_Your task_
Wherever a line holds the string "heart", copy that line.

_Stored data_
* * * *

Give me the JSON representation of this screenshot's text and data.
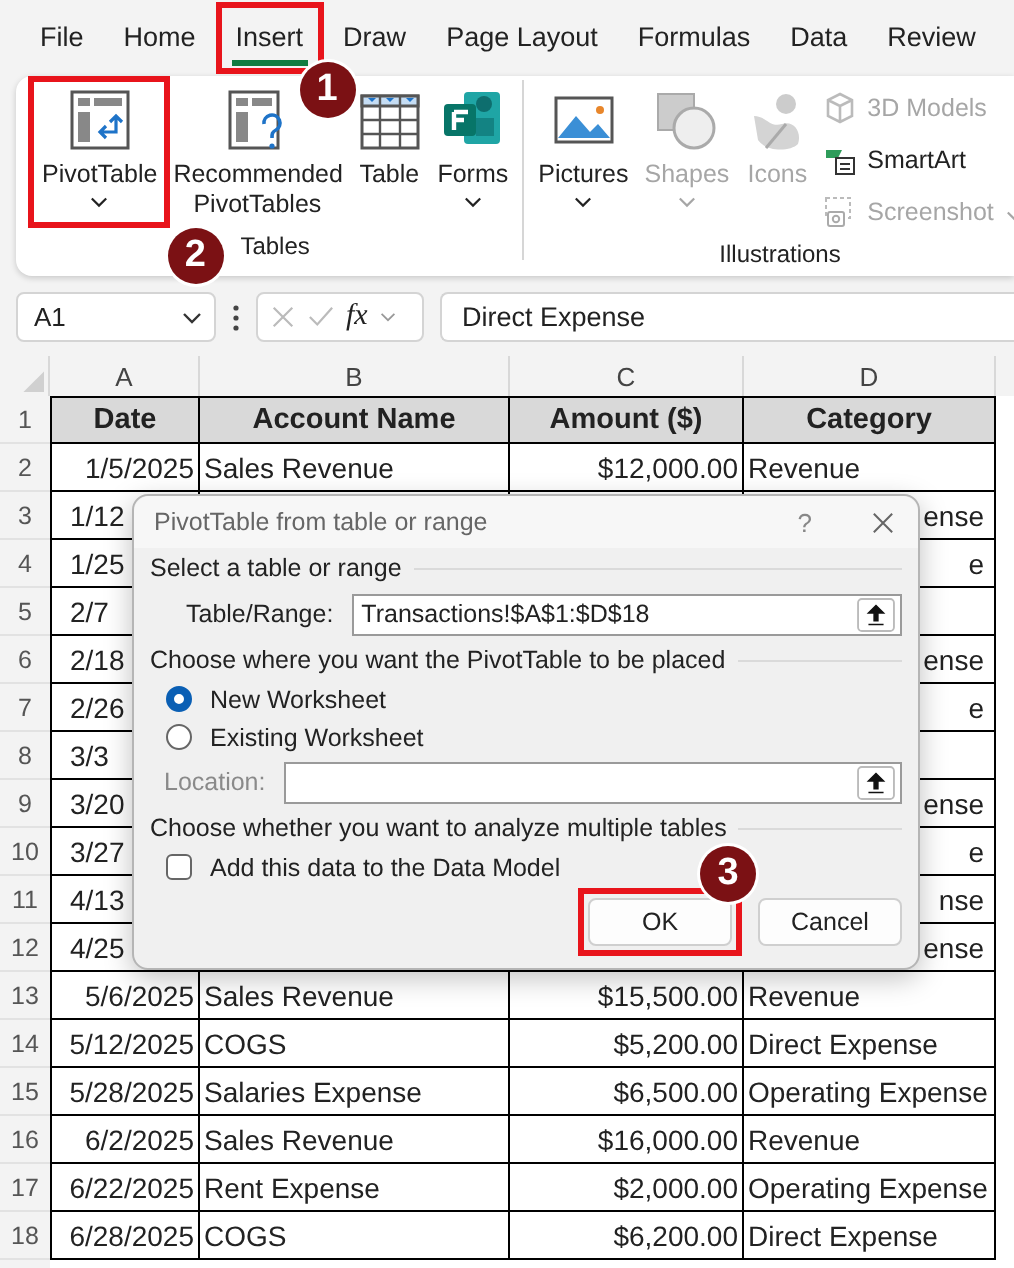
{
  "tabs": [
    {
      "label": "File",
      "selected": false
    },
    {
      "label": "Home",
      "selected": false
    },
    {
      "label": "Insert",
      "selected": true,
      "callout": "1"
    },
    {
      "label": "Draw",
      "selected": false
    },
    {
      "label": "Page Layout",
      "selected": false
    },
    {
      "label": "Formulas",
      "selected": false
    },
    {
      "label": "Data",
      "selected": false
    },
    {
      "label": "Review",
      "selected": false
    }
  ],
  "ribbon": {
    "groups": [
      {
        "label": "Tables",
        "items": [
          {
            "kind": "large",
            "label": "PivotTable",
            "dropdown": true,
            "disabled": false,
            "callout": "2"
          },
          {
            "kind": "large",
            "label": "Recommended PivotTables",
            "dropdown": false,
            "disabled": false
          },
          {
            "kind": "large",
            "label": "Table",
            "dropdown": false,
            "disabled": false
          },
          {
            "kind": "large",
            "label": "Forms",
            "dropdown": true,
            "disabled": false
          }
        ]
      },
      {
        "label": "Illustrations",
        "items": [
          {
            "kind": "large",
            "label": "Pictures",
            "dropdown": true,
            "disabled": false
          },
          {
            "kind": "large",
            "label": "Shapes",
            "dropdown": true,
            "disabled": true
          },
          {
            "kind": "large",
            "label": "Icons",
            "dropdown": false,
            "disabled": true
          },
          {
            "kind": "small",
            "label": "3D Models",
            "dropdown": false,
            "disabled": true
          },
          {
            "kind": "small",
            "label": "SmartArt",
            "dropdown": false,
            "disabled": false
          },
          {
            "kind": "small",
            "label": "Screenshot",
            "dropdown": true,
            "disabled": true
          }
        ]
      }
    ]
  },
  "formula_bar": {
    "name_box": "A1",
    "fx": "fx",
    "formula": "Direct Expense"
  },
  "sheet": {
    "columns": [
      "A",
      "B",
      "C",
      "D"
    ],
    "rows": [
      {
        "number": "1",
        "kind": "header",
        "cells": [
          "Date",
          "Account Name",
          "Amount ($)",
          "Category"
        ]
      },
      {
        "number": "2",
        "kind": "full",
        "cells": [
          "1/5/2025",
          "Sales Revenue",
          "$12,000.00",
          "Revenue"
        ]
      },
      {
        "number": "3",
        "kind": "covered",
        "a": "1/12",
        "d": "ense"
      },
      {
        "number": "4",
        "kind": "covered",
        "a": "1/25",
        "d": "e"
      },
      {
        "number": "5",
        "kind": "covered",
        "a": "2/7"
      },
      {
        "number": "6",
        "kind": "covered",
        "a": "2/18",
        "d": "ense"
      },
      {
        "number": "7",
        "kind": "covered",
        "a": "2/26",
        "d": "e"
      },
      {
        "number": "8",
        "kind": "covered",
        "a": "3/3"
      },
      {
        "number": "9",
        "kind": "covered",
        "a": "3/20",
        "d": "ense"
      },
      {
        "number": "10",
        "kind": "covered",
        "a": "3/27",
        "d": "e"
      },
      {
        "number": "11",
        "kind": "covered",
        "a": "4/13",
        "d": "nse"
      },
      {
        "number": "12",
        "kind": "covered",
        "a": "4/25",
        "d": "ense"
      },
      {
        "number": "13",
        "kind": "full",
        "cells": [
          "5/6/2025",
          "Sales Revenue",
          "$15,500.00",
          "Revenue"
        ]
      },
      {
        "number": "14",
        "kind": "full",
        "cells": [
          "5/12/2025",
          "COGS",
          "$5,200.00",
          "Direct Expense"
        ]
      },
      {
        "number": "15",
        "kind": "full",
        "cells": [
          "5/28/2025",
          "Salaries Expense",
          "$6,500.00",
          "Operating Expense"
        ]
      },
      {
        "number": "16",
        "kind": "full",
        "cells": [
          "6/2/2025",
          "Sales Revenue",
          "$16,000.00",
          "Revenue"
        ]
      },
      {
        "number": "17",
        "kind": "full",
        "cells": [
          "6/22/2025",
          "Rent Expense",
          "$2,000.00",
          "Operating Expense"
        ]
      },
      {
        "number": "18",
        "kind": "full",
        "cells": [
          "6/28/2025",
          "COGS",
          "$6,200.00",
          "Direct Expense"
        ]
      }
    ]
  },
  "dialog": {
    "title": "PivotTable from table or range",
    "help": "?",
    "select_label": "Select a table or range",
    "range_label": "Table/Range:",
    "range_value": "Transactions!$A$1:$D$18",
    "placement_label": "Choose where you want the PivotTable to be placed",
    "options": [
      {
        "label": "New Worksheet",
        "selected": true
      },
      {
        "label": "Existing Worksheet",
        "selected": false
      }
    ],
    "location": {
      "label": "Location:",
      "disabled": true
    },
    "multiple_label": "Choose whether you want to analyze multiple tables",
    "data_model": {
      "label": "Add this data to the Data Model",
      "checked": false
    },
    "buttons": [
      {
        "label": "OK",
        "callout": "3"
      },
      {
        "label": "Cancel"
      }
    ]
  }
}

* * * *

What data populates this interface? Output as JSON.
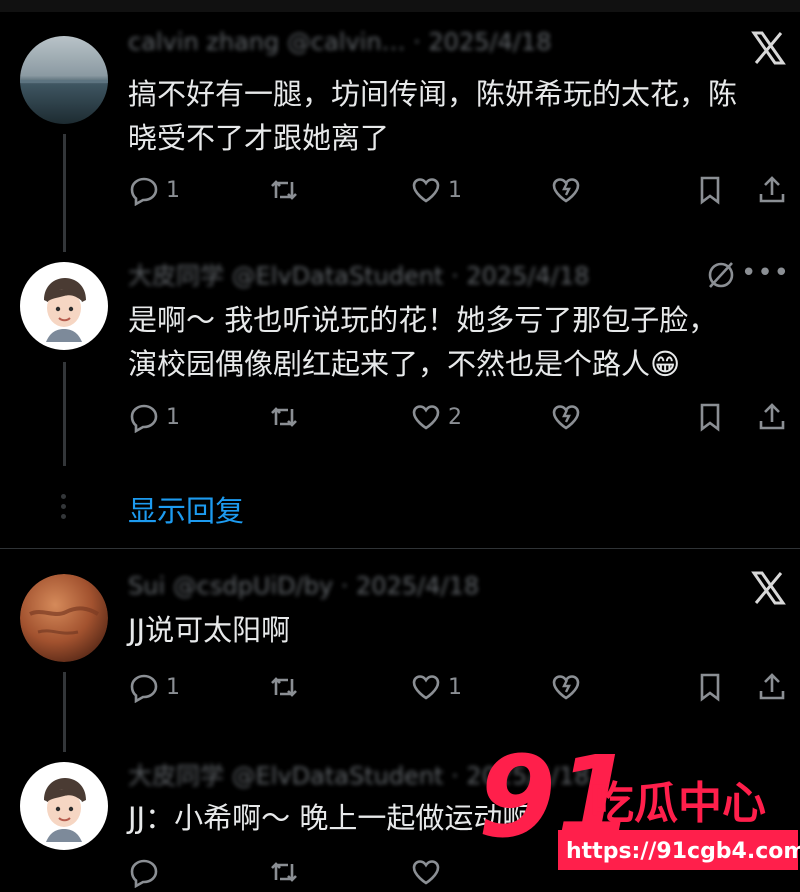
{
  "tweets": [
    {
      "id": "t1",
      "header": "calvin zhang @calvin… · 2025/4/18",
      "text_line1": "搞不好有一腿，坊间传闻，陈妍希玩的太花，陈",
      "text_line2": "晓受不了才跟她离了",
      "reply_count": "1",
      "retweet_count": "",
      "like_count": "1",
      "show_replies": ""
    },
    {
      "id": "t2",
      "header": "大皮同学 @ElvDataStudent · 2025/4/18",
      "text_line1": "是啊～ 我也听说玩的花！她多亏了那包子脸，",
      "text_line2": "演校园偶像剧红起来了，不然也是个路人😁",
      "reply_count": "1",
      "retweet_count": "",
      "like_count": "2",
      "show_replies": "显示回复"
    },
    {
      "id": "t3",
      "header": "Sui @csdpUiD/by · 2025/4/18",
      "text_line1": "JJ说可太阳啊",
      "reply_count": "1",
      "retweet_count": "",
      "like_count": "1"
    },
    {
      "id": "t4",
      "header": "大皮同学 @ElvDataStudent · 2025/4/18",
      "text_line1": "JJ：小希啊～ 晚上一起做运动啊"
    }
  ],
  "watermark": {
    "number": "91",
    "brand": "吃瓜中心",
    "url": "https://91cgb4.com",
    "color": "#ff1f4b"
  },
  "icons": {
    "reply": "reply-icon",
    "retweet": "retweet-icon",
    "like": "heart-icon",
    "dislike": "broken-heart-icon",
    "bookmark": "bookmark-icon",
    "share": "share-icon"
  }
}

* * * *

_Answer to the task_
    "like": "heart-icon",
    "dislike": "broken-heart-icon",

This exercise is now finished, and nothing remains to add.